Records from a collection of figures
━━━━━━
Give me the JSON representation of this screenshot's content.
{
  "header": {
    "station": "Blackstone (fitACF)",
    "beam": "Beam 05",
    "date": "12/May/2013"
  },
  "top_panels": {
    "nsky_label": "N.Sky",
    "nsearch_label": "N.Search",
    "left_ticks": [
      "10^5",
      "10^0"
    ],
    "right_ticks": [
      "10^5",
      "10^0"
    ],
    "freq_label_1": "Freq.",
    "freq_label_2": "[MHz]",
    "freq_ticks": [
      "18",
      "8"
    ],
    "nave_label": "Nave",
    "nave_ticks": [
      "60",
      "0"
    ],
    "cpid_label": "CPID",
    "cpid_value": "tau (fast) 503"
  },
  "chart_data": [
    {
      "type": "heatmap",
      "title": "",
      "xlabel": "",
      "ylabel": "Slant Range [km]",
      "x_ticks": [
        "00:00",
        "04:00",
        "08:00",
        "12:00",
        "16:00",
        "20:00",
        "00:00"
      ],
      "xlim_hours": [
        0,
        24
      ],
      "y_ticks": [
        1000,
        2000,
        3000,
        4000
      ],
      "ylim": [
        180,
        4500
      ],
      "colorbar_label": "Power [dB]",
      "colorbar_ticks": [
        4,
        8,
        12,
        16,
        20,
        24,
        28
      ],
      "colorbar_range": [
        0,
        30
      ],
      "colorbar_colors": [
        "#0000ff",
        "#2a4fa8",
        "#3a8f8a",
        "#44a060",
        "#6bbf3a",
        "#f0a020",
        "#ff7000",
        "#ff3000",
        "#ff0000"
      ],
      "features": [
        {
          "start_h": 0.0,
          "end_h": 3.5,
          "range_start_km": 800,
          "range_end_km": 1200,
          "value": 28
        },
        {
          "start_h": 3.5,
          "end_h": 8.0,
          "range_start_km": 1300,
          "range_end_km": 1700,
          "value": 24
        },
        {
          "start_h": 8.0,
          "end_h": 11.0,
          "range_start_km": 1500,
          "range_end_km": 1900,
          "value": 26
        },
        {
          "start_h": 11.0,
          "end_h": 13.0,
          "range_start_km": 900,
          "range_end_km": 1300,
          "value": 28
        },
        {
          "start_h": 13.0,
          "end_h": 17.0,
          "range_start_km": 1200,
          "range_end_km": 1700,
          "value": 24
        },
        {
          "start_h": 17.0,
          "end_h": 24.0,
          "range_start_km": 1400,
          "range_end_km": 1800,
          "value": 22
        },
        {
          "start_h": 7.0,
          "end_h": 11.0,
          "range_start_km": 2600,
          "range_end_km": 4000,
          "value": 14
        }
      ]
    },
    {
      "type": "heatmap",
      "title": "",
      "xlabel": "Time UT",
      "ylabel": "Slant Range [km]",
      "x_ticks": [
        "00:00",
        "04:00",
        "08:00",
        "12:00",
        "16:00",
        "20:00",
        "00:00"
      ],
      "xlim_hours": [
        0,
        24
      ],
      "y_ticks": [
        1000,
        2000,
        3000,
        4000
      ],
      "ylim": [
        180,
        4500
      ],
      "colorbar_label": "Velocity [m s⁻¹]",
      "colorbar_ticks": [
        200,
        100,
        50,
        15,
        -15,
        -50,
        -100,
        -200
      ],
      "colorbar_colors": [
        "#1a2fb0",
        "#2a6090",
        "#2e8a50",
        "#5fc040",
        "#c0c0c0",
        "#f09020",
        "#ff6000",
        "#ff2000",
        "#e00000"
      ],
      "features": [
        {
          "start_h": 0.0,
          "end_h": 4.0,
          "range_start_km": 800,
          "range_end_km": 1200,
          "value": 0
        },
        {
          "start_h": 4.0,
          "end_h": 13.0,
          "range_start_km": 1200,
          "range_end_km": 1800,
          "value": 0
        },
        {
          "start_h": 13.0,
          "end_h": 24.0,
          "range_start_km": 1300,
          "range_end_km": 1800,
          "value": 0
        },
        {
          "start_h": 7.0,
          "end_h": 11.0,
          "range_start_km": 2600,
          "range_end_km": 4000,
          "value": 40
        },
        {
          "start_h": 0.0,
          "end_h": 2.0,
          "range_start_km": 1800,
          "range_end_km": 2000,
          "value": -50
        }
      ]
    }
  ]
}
━━━━━━
> _REQUIRED WORK_:
Give back the data above exactly as it appears.

> _RESULT OF THE EXERCISE_:
Give me the JSON representation of this screenshot's content.
{
  "header": {
    "station": "Blackstone (fitACF)",
    "beam": "Beam 05",
    "date": "12/May/2013"
  },
  "top_panels": {
    "nsky_label": "N.Sky",
    "nsearch_label": "N.Search",
    "left_ticks": [
      "10^5",
      "10^0"
    ],
    "right_ticks": [
      "10^5",
      "10^0"
    ],
    "freq_label_1": "Freq.",
    "freq_label_2": "[MHz]",
    "freq_ticks": [
      "18",
      "8"
    ],
    "nave_label": "Nave",
    "nave_ticks": [
      "60",
      "0"
    ],
    "cpid_label": "CPID",
    "cpid_value": "tau (fast) 503"
  },
  "chart_data": [
    {
      "type": "heatmap",
      "title": "",
      "xlabel": "",
      "ylabel": "Slant Range [km]",
      "x_ticks": [
        "00:00",
        "04:00",
        "08:00",
        "12:00",
        "16:00",
        "20:00",
        "00:00"
      ],
      "xlim_hours": [
        0,
        24
      ],
      "y_ticks": [
        1000,
        2000,
        3000,
        4000
      ],
      "ylim": [
        180,
        4500
      ],
      "colorbar_label": "Power [dB]",
      "colorbar_ticks": [
        4,
        8,
        12,
        16,
        20,
        24,
        28
      ],
      "colorbar_range": [
        0,
        30
      ],
      "colorbar_colors": [
        "#0000ff",
        "#2a4fa8",
        "#3a8f8a",
        "#44a060",
        "#6bbf3a",
        "#f0a020",
        "#ff7000",
        "#ff3000",
        "#ff0000"
      ],
      "features": [
        {
          "start_h": 0.0,
          "end_h": 3.5,
          "range_start_km": 800,
          "range_end_km": 1200,
          "value": 28
        },
        {
          "start_h": 3.5,
          "end_h": 8.0,
          "range_start_km": 1300,
          "range_end_km": 1700,
          "value": 24
        },
        {
          "start_h": 8.0,
          "end_h": 11.0,
          "range_start_km": 1500,
          "range_end_km": 1900,
          "value": 26
        },
        {
          "start_h": 11.0,
          "end_h": 13.0,
          "range_start_km": 900,
          "range_end_km": 1300,
          "value": 28
        },
        {
          "start_h": 13.0,
          "end_h": 17.0,
          "range_start_km": 1200,
          "range_end_km": 1700,
          "value": 24
        },
        {
          "start_h": 17.0,
          "end_h": 24.0,
          "range_start_km": 1400,
          "range_end_km": 1800,
          "value": 22
        },
        {
          "start_h": 7.0,
          "end_h": 11.0,
          "range_start_km": 2600,
          "range_end_km": 4000,
          "value": 14
        }
      ]
    },
    {
      "type": "heatmap",
      "title": "",
      "xlabel": "Time UT",
      "ylabel": "Slant Range [km]",
      "x_ticks": [
        "00:00",
        "04:00",
        "08:00",
        "12:00",
        "16:00",
        "20:00",
        "00:00"
      ],
      "xlim_hours": [
        0,
        24
      ],
      "y_ticks": [
        1000,
        2000,
        3000,
        4000
      ],
      "ylim": [
        180,
        4500
      ],
      "colorbar_label": "Velocity [m s⁻¹]",
      "colorbar_ticks": [
        200,
        100,
        50,
        15,
        -15,
        -50,
        -100,
        -200
      ],
      "colorbar_colors": [
        "#1a2fb0",
        "#2a6090",
        "#2e8a50",
        "#5fc040",
        "#c0c0c0",
        "#f09020",
        "#ff6000",
        "#ff2000",
        "#e00000"
      ],
      "features": [
        {
          "start_h": 0.0,
          "end_h": 4.0,
          "range_start_km": 800,
          "range_end_km": 1200,
          "value": 0
        },
        {
          "start_h": 4.0,
          "end_h": 13.0,
          "range_start_km": 1200,
          "range_end_km": 1800,
          "value": 0
        },
        {
          "start_h": 13.0,
          "end_h": 24.0,
          "range_start_km": 1300,
          "range_end_km": 1800,
          "value": 0
        },
        {
          "start_h": 7.0,
          "end_h": 11.0,
          "range_start_km": 2600,
          "range_end_km": 4000,
          "value": 40
        },
        {
          "start_h": 0.0,
          "end_h": 2.0,
          "range_start_km": 1800,
          "range_end_km": 2000,
          "value": -50
        }
      ]
    }
  ]
}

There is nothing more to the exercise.